## REQUIREMENT
Copy every line of the records below that holds the word "Рыбы".

* Begin PROVIDED ENTRIES *

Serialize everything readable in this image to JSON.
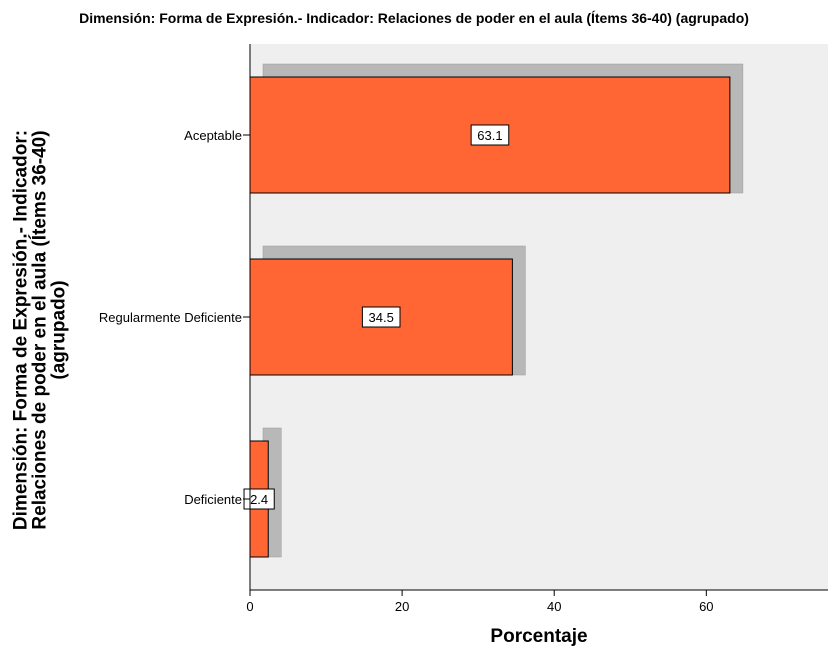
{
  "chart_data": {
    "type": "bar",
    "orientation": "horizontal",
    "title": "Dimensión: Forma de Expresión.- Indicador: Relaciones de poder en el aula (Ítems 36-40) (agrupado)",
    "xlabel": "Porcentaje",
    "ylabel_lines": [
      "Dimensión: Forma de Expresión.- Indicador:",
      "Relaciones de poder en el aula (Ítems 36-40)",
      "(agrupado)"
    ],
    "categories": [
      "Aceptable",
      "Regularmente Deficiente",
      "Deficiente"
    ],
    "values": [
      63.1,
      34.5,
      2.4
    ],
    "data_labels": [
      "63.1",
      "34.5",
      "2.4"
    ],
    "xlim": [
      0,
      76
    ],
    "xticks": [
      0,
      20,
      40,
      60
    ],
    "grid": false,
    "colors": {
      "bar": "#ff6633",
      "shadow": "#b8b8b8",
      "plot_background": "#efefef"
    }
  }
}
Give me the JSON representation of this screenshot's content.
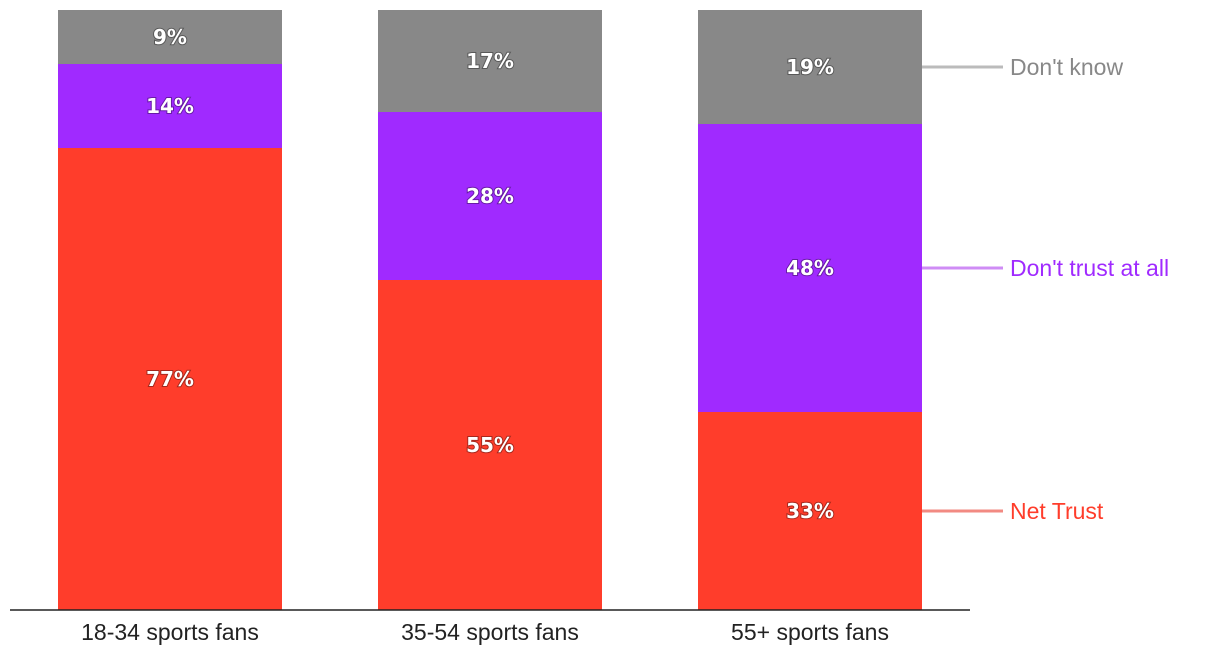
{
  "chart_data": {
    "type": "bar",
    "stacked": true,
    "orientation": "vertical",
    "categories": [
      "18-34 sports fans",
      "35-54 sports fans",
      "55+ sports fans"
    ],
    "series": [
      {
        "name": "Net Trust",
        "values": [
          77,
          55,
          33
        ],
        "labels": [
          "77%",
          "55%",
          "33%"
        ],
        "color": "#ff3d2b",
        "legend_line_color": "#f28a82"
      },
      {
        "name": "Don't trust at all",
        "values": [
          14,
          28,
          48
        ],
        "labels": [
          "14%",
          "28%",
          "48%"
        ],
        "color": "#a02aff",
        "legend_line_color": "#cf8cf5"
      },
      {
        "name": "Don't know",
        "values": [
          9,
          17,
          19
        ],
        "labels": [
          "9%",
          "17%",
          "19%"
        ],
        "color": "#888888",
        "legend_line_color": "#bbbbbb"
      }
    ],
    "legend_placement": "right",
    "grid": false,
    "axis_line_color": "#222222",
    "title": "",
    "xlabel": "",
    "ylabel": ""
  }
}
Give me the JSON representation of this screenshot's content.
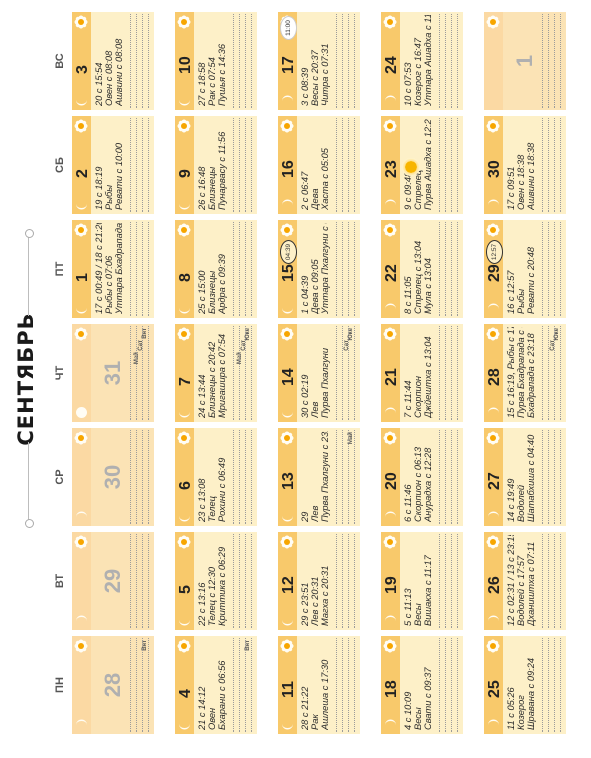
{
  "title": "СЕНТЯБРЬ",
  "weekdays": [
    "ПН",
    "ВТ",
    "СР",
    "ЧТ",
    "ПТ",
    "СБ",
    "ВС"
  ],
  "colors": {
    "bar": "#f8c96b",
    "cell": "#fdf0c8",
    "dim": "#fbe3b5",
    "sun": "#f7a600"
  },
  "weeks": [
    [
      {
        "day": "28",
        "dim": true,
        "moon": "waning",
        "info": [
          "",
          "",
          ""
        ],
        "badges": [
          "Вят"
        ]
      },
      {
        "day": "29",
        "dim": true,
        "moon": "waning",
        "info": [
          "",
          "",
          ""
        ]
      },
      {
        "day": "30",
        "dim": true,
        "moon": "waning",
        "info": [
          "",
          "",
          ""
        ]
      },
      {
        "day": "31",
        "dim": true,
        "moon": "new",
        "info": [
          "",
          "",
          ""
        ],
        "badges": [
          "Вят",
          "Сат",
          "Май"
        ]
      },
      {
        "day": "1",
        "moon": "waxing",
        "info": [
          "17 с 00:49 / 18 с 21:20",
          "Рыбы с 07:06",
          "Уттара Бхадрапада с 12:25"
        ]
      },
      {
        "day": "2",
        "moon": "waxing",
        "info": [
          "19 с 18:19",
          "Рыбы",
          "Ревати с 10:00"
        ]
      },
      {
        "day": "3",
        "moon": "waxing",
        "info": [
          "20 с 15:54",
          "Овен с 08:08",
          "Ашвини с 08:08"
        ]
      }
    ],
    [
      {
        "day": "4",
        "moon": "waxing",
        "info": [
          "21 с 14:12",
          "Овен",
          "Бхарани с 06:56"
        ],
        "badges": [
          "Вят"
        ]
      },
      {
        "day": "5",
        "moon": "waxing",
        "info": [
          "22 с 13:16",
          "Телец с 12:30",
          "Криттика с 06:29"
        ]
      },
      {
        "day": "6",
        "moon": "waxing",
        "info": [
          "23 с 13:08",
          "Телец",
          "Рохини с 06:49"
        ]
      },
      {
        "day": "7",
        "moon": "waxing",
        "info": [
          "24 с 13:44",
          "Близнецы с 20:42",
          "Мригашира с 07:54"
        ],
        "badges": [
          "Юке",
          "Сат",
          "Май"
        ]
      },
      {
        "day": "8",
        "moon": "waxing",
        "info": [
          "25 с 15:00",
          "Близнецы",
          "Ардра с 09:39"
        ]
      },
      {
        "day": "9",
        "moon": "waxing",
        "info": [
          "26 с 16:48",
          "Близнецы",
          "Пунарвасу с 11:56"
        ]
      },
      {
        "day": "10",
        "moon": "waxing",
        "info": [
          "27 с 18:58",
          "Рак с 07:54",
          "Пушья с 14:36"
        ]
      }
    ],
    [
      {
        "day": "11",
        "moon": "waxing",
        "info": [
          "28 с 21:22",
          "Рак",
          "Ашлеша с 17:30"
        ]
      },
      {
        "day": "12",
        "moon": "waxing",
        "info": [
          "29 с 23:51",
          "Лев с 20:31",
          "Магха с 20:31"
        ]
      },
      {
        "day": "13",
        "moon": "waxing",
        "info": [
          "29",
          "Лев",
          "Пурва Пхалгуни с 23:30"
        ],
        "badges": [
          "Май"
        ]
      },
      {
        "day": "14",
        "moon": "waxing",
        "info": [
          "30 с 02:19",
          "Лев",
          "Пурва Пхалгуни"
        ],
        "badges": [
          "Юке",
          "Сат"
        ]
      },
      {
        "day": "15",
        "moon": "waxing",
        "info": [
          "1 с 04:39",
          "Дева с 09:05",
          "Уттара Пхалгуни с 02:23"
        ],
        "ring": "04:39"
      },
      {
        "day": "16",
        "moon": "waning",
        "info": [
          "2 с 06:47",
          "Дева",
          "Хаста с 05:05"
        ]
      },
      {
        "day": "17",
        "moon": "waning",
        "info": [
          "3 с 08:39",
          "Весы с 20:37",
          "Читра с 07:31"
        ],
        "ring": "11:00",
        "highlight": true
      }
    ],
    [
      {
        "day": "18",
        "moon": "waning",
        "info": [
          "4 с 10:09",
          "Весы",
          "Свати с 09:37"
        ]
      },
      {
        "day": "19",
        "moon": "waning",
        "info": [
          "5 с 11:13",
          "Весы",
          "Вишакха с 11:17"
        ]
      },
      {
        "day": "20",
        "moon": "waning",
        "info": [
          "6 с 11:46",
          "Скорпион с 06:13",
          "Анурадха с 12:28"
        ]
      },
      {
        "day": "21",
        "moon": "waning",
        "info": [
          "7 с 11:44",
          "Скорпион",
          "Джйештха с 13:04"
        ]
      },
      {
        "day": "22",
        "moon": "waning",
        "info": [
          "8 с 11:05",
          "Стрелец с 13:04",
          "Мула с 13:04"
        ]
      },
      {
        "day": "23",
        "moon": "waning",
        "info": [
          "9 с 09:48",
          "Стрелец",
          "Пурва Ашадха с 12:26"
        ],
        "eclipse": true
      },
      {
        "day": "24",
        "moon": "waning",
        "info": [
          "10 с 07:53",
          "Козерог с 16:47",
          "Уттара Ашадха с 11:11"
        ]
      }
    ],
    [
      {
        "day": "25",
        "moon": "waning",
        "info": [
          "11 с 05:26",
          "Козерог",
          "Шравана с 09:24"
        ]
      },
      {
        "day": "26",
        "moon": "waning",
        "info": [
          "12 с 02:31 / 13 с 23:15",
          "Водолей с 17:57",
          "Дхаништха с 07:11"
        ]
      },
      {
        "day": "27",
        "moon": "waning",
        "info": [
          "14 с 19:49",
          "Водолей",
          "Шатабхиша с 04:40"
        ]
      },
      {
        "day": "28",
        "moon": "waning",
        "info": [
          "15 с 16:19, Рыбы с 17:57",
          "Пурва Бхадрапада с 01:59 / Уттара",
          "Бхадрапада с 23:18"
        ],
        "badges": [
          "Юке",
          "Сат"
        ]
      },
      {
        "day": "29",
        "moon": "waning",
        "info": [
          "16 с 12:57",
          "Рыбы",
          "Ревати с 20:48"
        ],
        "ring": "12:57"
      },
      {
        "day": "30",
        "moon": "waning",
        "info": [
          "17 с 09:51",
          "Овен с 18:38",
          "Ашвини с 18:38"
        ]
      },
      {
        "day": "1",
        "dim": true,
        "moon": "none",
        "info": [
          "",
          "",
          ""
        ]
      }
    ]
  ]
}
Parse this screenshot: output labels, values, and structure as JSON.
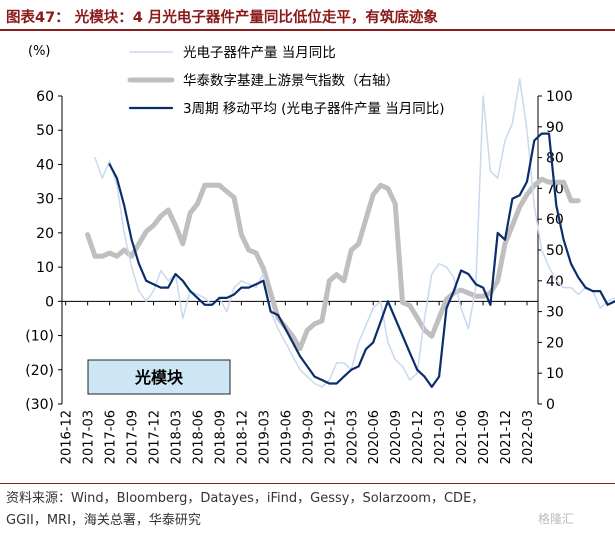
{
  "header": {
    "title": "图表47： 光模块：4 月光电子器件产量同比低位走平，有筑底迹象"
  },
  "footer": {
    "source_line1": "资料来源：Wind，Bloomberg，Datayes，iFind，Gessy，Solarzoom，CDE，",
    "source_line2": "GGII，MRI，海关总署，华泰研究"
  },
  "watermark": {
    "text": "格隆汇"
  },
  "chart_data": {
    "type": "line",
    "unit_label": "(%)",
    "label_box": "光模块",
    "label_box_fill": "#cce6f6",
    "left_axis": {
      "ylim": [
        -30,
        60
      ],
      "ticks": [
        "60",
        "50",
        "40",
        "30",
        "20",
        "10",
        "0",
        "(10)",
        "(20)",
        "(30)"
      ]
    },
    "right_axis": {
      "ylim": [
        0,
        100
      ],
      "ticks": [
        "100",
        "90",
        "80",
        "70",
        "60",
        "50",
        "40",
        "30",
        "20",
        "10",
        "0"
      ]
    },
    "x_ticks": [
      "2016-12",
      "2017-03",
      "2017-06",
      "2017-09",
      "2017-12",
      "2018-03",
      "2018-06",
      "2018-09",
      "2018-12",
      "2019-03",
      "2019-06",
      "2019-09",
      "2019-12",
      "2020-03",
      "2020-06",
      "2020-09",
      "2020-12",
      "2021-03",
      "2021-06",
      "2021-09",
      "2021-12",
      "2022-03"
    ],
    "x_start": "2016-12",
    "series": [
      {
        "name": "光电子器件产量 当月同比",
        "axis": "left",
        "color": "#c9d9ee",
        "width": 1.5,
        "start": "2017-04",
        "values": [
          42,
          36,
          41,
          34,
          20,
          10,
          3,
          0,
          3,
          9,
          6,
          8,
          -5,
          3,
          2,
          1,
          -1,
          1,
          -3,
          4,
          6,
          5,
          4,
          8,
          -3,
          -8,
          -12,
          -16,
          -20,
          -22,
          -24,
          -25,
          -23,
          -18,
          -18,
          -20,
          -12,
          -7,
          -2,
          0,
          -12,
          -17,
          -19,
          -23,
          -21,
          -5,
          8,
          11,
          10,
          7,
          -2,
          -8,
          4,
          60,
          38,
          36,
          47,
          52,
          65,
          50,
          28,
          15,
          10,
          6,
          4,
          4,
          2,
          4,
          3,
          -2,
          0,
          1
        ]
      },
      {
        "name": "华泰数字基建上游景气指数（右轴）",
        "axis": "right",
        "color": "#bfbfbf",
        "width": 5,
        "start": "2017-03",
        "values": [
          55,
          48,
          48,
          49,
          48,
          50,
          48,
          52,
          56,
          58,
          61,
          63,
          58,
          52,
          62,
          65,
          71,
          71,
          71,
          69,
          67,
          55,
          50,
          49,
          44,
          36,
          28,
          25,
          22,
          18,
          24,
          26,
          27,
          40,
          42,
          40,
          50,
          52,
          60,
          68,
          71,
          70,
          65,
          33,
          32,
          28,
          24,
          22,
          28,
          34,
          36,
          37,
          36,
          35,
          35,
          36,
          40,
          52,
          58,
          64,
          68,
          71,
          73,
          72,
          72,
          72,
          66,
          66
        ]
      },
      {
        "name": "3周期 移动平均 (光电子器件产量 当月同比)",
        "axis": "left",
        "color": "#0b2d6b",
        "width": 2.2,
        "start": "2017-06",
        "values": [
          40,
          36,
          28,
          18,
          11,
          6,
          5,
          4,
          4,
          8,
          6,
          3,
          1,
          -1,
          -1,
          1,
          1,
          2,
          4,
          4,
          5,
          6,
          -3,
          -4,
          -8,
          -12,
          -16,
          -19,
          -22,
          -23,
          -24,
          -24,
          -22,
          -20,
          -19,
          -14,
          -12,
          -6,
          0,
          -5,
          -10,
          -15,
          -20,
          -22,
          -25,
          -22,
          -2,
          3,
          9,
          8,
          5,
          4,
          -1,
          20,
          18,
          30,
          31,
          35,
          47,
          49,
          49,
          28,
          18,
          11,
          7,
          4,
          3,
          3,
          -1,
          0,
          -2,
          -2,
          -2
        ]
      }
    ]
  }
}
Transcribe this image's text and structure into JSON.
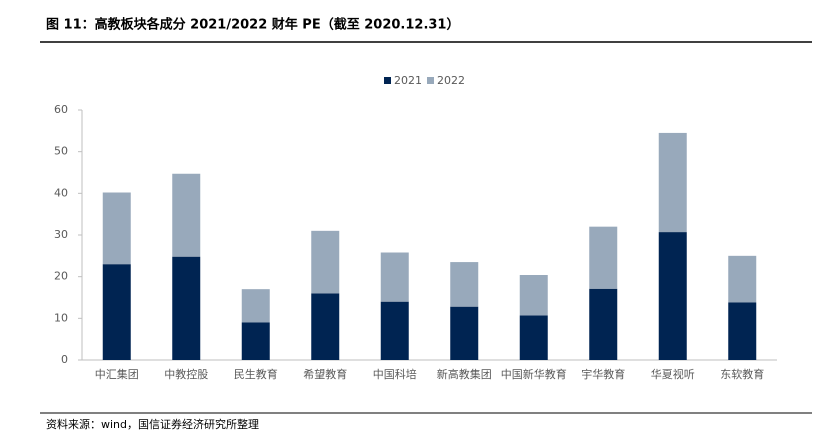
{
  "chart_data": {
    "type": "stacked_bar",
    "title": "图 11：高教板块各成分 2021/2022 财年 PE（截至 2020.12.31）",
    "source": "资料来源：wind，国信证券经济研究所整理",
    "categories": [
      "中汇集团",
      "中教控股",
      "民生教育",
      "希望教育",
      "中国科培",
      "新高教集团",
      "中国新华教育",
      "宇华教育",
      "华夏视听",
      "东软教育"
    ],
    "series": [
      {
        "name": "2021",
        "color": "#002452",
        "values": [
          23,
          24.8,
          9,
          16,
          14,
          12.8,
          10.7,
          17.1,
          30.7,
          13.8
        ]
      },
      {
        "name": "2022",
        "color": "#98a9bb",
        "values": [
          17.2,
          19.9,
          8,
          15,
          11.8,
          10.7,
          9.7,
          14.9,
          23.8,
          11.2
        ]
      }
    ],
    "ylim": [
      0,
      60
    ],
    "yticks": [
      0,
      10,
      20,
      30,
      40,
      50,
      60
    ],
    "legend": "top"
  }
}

* End PROVIDED ENTRIES *

## THE ANSWER
          "Рыбы с 07:06",
          "Рыбы",
          "15 с 16:19, Рыбы с 17:57",
          "Рыбы",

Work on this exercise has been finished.